### Выбранный текст
● ● ● ● ● ● ●

Слушая собиравшихся в его доме друзей, таких, как Хомяков, Киреевский, Юрий Самарин и другие, сам принимая участие в беседе, в спорах, Сергей Тимофеевич мог с неудовольствием отмечать, что нет порой единодушия среди, казалось бы, единомышленников, что сколько людей — столько и мнений по какому-то одному вопросу. Но правда и то, что сам он еще в молодости, будучи студентом Казанского университета, говорил о своем «русском направлении», а впоследствии о своем «московском направлении» — в смысле «чувства национальности». Не надо забывать, что великий художник уже потому патриот, что он связан самим своим творческим призванием с созидательным гением народа, и судьба, будущее его творений немыслимы вне судьбы народа, его языка. Родной язык был для С. Т. Аксакова той национальной стихией, в которой только и возможно проявление самосознания художника и самой его бытийной сущности. И можно представить себе, что значило для него умаление этого языка и творца его — народа. А в этом умалении не было недостатка.

● ● ● ● ● ● ●

### Письменное задание 1
Воспроизведите без изменений строки записей, начав со строки, содержащей «info-value: 品牌7: [862, 158, 901, 176]», и закончив строкой, содержащей «info-label: 发布时间：: [780, 334, 856, 352]», включительно.
### Письменное задание 2
Напишите продолжение текста о С. Т. Аксакове, начиная сразу после его последнего предложения.

● ● ● ● ● ● ●

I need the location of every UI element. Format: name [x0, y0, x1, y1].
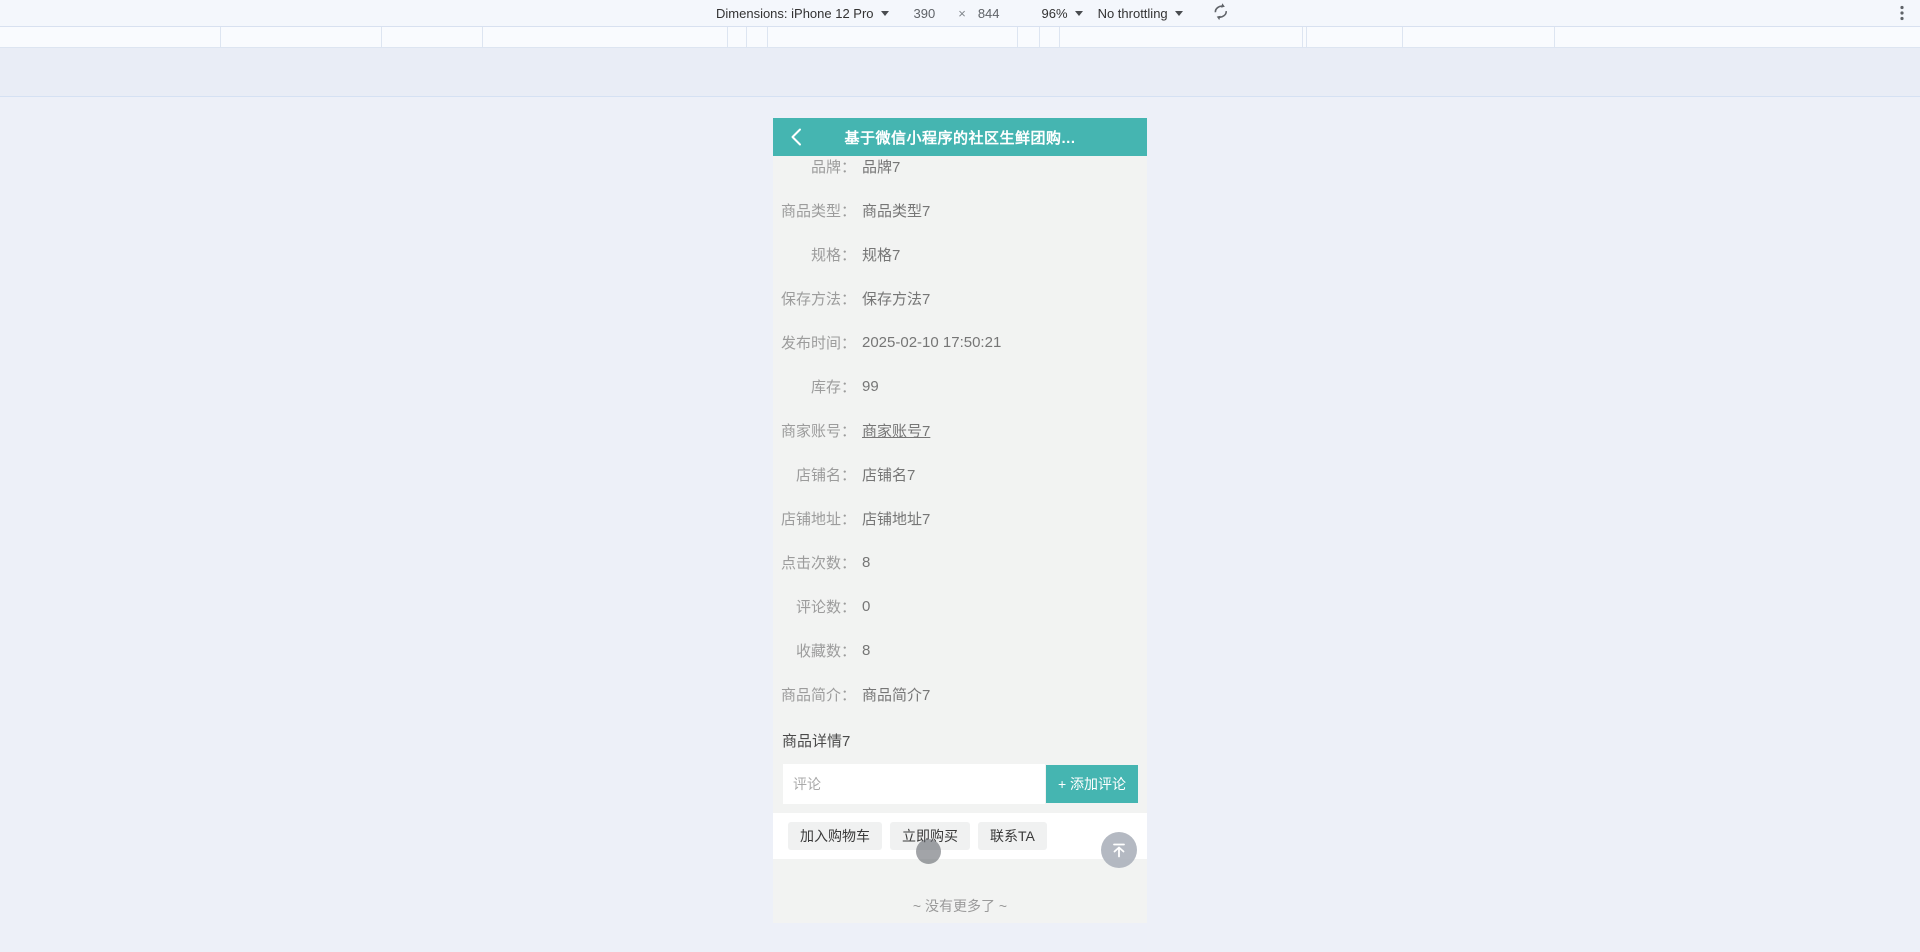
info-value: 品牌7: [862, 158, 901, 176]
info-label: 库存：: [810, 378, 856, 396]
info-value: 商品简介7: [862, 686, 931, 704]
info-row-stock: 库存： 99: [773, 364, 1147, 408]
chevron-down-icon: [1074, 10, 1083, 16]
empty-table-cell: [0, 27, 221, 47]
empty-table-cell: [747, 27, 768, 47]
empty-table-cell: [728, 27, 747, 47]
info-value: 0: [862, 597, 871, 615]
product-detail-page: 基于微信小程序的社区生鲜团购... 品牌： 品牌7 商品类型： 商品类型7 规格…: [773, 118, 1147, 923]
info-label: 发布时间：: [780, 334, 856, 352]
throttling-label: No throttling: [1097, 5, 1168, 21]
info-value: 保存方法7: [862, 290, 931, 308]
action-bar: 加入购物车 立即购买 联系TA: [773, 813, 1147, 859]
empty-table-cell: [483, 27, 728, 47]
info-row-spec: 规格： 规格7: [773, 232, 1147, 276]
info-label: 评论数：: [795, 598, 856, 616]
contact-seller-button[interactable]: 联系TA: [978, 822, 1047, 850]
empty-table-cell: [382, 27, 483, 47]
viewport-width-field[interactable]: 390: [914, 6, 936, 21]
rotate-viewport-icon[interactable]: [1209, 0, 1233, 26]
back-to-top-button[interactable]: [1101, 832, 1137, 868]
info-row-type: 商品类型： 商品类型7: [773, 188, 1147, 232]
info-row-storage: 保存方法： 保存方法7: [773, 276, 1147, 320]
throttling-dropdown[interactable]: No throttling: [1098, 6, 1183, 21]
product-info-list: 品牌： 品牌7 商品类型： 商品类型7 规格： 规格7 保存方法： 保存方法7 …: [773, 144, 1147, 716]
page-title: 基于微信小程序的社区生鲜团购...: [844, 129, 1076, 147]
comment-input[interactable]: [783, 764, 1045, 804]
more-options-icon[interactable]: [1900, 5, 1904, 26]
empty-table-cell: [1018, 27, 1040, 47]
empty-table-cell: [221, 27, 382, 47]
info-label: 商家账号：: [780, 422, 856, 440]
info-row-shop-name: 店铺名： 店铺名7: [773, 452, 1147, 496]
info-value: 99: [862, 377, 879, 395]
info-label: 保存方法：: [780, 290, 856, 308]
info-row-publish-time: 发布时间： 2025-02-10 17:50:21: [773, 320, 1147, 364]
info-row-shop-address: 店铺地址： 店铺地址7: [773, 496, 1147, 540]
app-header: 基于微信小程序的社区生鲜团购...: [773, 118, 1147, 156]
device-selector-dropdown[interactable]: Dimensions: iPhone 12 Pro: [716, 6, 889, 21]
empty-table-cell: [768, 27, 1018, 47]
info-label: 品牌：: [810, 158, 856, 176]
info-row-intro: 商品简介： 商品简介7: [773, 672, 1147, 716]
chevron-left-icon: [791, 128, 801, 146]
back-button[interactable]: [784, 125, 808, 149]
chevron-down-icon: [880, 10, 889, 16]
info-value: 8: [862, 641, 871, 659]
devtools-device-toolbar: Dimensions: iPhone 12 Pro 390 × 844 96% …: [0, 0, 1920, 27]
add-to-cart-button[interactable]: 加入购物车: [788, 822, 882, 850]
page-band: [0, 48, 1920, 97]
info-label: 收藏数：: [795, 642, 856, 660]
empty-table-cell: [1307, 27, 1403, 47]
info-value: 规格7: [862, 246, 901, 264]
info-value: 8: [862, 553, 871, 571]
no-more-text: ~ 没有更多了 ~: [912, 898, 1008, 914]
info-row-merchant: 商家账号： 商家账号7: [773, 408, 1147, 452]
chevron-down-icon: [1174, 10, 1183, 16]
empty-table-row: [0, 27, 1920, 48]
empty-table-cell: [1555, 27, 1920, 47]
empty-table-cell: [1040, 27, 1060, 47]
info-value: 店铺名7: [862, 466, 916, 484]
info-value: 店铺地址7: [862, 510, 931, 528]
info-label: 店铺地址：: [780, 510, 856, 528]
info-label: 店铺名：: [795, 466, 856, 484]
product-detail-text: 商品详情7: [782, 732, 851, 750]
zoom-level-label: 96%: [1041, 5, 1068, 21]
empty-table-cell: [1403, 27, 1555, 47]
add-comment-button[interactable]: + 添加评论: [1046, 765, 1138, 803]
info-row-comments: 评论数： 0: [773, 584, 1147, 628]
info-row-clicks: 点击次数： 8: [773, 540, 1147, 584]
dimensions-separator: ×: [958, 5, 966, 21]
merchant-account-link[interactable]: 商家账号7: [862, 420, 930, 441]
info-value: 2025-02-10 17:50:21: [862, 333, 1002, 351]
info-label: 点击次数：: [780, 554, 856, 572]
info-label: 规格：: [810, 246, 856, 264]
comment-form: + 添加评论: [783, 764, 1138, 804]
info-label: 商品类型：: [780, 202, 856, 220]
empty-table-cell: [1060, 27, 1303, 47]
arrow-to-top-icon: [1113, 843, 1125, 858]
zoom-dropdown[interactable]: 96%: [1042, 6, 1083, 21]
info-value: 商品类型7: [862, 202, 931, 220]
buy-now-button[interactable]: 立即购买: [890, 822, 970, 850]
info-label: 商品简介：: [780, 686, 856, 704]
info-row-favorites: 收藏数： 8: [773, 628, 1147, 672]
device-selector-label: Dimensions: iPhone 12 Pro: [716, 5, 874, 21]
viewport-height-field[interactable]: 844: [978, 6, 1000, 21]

● ● ● ● ● ● ●

### Письменный ответ 1
info-value: 品牌7: [862, 158, 901, 176]
info-label: 库存：: [810, 378, 856, 396]
info-value: 商品简介7: [862, 686, 931, 704]
info-row-stock: 库存： 99: [773, 364, 1147, 408]
chevron-down-icon: [1074, 10, 1083, 16]
empty-table-cell: [0, 27, 221, 47]
empty-table-cell: [747, 27, 768, 47]
empty-table-cell: [728, 27, 747, 47]
info-value: 0: [862, 597, 871, 615]
product-detail-page: 基于微信小程序的社区生鲜团购... 品牌： 品牌7 商品类型： 商品类型7 规格…: [773, 118, 1147, 923]
info-label: 发布时间：: [780, 334, 856, 352]

### Письменный ответ 2
Не так невинно выглядела эта «галломания», «англомания» и прочее. Как мы назовем человека, который отрекается от своей матери, от своих родителей? Не меньшее, а еще большее, может быть, падение, когда человек отрекается от своего народа, от его языка, стыдится его, как чего-то позорного, низкого, недостойного его. Сколько было таких блудных сыновей, русских иностранцев, вообще добровольных рабов Запада, по-холопски унижавших все русское. Умаление всего родного, неуважение к своему народу, его истории, великому языку было оскорбительным для С. Т. Аксакова. В этом и было то «чувство национальности», которое так много говорило ему и как человеку, и как художнику и без которого не было бы его замечательных творений.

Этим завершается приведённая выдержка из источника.